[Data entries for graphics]
════════

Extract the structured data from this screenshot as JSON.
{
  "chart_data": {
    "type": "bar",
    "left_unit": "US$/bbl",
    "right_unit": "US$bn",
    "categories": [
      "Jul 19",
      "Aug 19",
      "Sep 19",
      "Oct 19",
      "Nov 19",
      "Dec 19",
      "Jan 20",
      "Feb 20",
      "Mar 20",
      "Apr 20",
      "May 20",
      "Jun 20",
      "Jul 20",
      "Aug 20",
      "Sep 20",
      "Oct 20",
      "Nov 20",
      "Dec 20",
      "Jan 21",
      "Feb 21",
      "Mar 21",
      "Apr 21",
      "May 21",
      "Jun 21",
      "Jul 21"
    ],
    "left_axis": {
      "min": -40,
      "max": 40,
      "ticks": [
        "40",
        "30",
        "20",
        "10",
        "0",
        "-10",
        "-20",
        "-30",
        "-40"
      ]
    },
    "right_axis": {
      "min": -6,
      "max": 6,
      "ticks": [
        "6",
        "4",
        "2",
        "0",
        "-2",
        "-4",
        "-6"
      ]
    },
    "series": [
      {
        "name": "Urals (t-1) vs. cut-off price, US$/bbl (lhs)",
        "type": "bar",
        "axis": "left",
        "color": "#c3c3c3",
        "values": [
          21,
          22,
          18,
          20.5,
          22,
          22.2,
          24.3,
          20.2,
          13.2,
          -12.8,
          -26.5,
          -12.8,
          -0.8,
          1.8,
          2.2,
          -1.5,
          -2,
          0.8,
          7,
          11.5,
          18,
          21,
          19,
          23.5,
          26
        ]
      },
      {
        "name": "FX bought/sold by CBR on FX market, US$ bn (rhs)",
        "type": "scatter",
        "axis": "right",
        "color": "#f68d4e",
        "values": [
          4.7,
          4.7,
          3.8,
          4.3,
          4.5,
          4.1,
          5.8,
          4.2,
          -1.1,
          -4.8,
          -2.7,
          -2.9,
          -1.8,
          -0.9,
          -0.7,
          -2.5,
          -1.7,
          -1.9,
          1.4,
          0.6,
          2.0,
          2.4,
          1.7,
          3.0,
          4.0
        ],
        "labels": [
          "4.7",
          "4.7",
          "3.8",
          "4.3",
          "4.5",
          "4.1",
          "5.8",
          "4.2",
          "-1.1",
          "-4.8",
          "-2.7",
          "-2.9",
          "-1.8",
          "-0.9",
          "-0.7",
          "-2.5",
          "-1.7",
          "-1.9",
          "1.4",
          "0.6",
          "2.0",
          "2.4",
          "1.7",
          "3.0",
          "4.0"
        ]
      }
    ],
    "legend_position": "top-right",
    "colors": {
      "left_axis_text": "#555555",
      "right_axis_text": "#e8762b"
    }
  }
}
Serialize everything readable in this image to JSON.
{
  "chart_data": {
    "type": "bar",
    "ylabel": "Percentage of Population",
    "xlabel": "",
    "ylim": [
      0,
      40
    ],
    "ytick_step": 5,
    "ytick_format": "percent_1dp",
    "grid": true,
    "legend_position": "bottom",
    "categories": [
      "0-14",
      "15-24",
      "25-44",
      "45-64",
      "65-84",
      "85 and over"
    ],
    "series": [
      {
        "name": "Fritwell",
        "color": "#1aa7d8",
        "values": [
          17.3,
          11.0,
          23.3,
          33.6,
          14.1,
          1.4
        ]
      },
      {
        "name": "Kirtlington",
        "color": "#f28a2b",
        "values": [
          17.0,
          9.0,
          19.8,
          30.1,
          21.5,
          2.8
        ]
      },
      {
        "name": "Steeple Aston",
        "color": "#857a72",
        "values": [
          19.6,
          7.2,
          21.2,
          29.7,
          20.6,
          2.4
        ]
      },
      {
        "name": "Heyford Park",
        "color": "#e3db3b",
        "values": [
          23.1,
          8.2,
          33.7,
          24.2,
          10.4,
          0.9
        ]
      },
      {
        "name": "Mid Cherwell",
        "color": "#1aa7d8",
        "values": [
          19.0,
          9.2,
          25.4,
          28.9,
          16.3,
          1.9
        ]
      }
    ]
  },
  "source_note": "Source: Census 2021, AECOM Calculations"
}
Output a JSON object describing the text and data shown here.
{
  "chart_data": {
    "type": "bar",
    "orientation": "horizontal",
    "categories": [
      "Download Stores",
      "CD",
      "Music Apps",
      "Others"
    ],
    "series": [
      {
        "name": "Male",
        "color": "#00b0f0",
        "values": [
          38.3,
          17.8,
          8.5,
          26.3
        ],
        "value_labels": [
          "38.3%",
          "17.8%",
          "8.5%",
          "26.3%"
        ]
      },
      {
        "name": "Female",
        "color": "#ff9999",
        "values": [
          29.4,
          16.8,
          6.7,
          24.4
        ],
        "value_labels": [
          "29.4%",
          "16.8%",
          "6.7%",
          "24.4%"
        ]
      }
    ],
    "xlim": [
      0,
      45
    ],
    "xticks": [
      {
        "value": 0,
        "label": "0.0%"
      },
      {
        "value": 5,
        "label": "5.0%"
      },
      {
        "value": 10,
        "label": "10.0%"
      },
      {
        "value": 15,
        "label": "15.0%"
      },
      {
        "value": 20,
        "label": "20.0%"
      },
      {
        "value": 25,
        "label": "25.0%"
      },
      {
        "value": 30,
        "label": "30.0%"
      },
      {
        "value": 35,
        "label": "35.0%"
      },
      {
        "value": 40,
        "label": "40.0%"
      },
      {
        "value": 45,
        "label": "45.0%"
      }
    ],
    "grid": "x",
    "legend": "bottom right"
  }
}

════════

Given instruction
Go through the listing and print each line exactly as it appears.

Full solution
Extract the structured data from this screenshot as JSON.
{
  "chart_data": {
    "type": "bar",
    "left_unit": "US$/bbl",
    "right_unit": "US$bn",
    "categories": [
      "Jul 19",
      "Aug 19",
      "Sep 19",
      "Oct 19",
      "Nov 19",
      "Dec 19",
      "Jan 20",
      "Feb 20",
      "Mar 20",
      "Apr 20",
      "May 20",
      "Jun 20",
      "Jul 20",
      "Aug 20",
      "Sep 20",
      "Oct 20",
      "Nov 20",
      "Dec 20",
      "Jan 21",
      "Feb 21",
      "Mar 21",
      "Apr 21",
      "May 21",
      "Jun 21",
      "Jul 21"
    ],
    "left_axis": {
      "min": -40,
      "max": 40,
      "ticks": [
        "40",
        "30",
        "20",
        "10",
        "0",
        "-10",
        "-20",
        "-30",
        "-40"
      ]
    },
    "right_axis": {
      "min": -6,
      "max": 6,
      "ticks": [
        "6",
        "4",
        "2",
        "0",
        "-2",
        "-4",
        "-6"
      ]
    },
    "series": [
      {
        "name": "Urals (t-1) vs. cut-off price, US$/bbl (lhs)",
        "type": "bar",
        "axis": "left",
        "color": "#c3c3c3",
        "values": [
          21,
          22,
          18,
          20.5,
          22,
          22.2,
          24.3,
          20.2,
          13.2,
          -12.8,
          -26.5,
          -12.8,
          -0.8,
          1.8,
          2.2,
          -1.5,
          -2,
          0.8,
          7,
          11.5,
          18,
          21,
          19,
          23.5,
          26
        ]
      },
      {
        "name": "FX bought/sold by CBR on FX market, US$ bn (rhs)",
        "type": "scatter",
        "axis": "right",
        "color": "#f68d4e",
        "values": [
          4.7,
          4.7,
          3.8,
          4.3,
          4.5,
          4.1,
          5.8,
          4.2,
          -1.1,
          -4.8,
          -2.7,
          -2.9,
          -1.8,
          -0.9,
          -0.7,
          -2.5,
          -1.7,
          -1.9,
          1.4,
          0.6,
          2.0,
          2.4,
          1.7,
          3.0,
          4.0
        ],
        "labels": [
          "4.7",
          "4.7",
          "3.8",
          "4.3",
          "4.5",
          "4.1",
          "5.8",
          "4.2",
          "-1.1",
          "-4.8",
          "-2.7",
          "-2.9",
          "-1.8",
          "-0.9",
          "-0.7",
          "-2.5",
          "-1.7",
          "-1.9",
          "1.4",
          "0.6",
          "2.0",
          "2.4",
          "1.7",
          "3.0",
          "4.0"
        ]
      }
    ],
    "legend_position": "top-right",
    "colors": {
      "left_axis_text": "#555555",
      "right_axis_text": "#e8762b"
    }
  }
}
Serialize everything readable in this image to JSON.
{
  "chart_data": {
    "type": "bar",
    "ylabel": "Percentage of Population",
    "xlabel": "",
    "ylim": [
      0,
      40
    ],
    "ytick_step": 5,
    "ytick_format": "percent_1dp",
    "grid": true,
    "legend_position": "bottom",
    "categories": [
      "0-14",
      "15-24",
      "25-44",
      "45-64",
      "65-84",
      "85 and over"
    ],
    "series": [
      {
        "name": "Fritwell",
        "color": "#1aa7d8",
        "values": [
          17.3,
          11.0,
          23.3,
          33.6,
          14.1,
          1.4
        ]
      },
      {
        "name": "Kirtlington",
        "color": "#f28a2b",
        "values": [
          17.0,
          9.0,
          19.8,
          30.1,
          21.5,
          2.8
        ]
      },
      {
        "name": "Steeple Aston",
        "color": "#857a72",
        "values": [
          19.6,
          7.2,
          21.2,
          29.7,
          20.6,
          2.4
        ]
      },
      {
        "name": "Heyford Park",
        "color": "#e3db3b",
        "values": [
          23.1,
          8.2,
          33.7,
          24.2,
          10.4,
          0.9
        ]
      },
      {
        "name": "Mid Cherwell",
        "color": "#1aa7d8",
        "values": [
          19.0,
          9.2,
          25.4,
          28.9,
          16.3,
          1.9
        ]
      }
    ]
  },
  "source_note": "Source: Census 2021, AECOM Calculations"
}
Output a JSON object describing the text and data shown here.
{
  "chart_data": {
    "type": "bar",
    "orientation": "horizontal",
    "categories": [
      "Download Stores",
      "CD",
      "Music Apps",
      "Others"
    ],
    "series": [
      {
        "name": "Male",
        "color": "#00b0f0",
        "values": [
          38.3,
          17.8,
          8.5,
          26.3
        ],
        "value_labels": [
          "38.3%",
          "17.8%",
          "8.5%",
          "26.3%"
        ]
      },
      {
        "name": "Female",
        "color": "#ff9999",
        "values": [
          29.4,
          16.8,
          6.7,
          24.4
        ],
        "value_labels": [
          "29.4%",
          "16.8%",
          "6.7%",
          "24.4%"
        ]
      }
    ],
    "xlim": [
      0,
      45
    ],
    "xticks": [
      {
        "value": 0,
        "label": "0.0%"
      },
      {
        "value": 5,
        "label": "5.0%"
      },
      {
        "value": 10,
        "label": "10.0%"
      },
      {
        "value": 15,
        "label": "15.0%"
      },
      {
        "value": 20,
        "label": "20.0%"
      },
      {
        "value": 25,
        "label": "25.0%"
      },
      {
        "value": 30,
        "label": "30.0%"
      },
      {
        "value": 35,
        "label": "35.0%"
      },
      {
        "value": 40,
        "label": "40.0%"
      },
      {
        "value": 45,
        "label": "45.0%"
      }
    ],
    "grid": "x",
    "legend": "bottom right"
  }
}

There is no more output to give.